JOB> Pictures do not belong in the copy; transcribe everything else in the records exactly.

-- Start of RECORDS FOR PROCESSING --

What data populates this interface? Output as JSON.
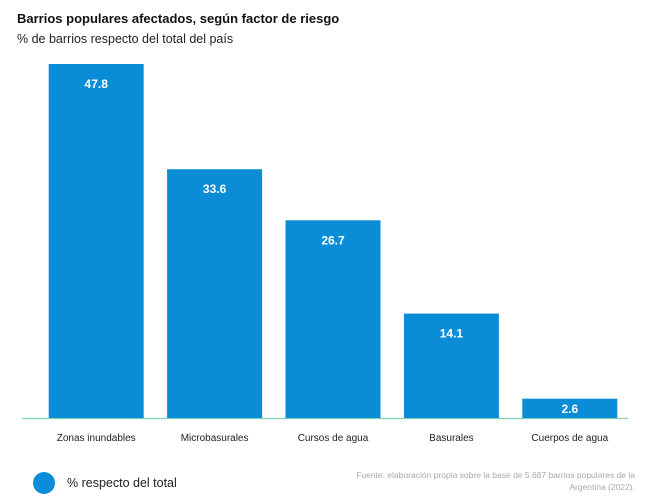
{
  "chart_data": {
    "type": "bar",
    "title": "Barrios populares afectados, según factor de riesgo",
    "subtitle": "% de barrios respecto del total del país",
    "categories": [
      "Zonas inundables",
      "Microbasurales",
      "Cursos de agua",
      "Basurales",
      "Cuerpos de agua"
    ],
    "series": [
      {
        "name": "% respecto del total",
        "values": [
          47.8,
          33.6,
          26.7,
          14.1,
          2.6
        ],
        "labels": [
          "47.8",
          "33.6",
          "26.7",
          "14.1",
          "2.6"
        ]
      }
    ],
    "ylim": [
      0,
      47.8
    ],
    "grid": false,
    "legend_position": "bottom-left",
    "colors": {
      "bar": "#0a8dd6",
      "baseline": "#7fd1b6",
      "value_label": "#ffffff"
    }
  },
  "source_note": "Fuente: elaboración propia sobre la base de 5.687 barrios populares de la Argentina (2022)."
}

-- End of RECORDS FOR PROCESSING --

SOLUTION TO THE EXERCISE>
What data populates this interface? Output as JSON.
{
  "chart_data": {
    "type": "bar",
    "title": "Barrios populares afectados, según factor de riesgo",
    "subtitle": "% de barrios respecto del total del país",
    "categories": [
      "Zonas inundables",
      "Microbasurales",
      "Cursos de agua",
      "Basurales",
      "Cuerpos de agua"
    ],
    "series": [
      {
        "name": "% respecto del total",
        "values": [
          47.8,
          33.6,
          26.7,
          14.1,
          2.6
        ],
        "labels": [
          "47.8",
          "33.6",
          "26.7",
          "14.1",
          "2.6"
        ]
      }
    ],
    "ylim": [
      0,
      47.8
    ],
    "grid": false,
    "legend_position": "bottom-left",
    "colors": {
      "bar": "#0a8dd6",
      "baseline": "#7fd1b6",
      "value_label": "#ffffff"
    }
  },
  "source_note": "Fuente: elaboración propia sobre la base de 5.687 barrios populares de la Argentina (2022)."
}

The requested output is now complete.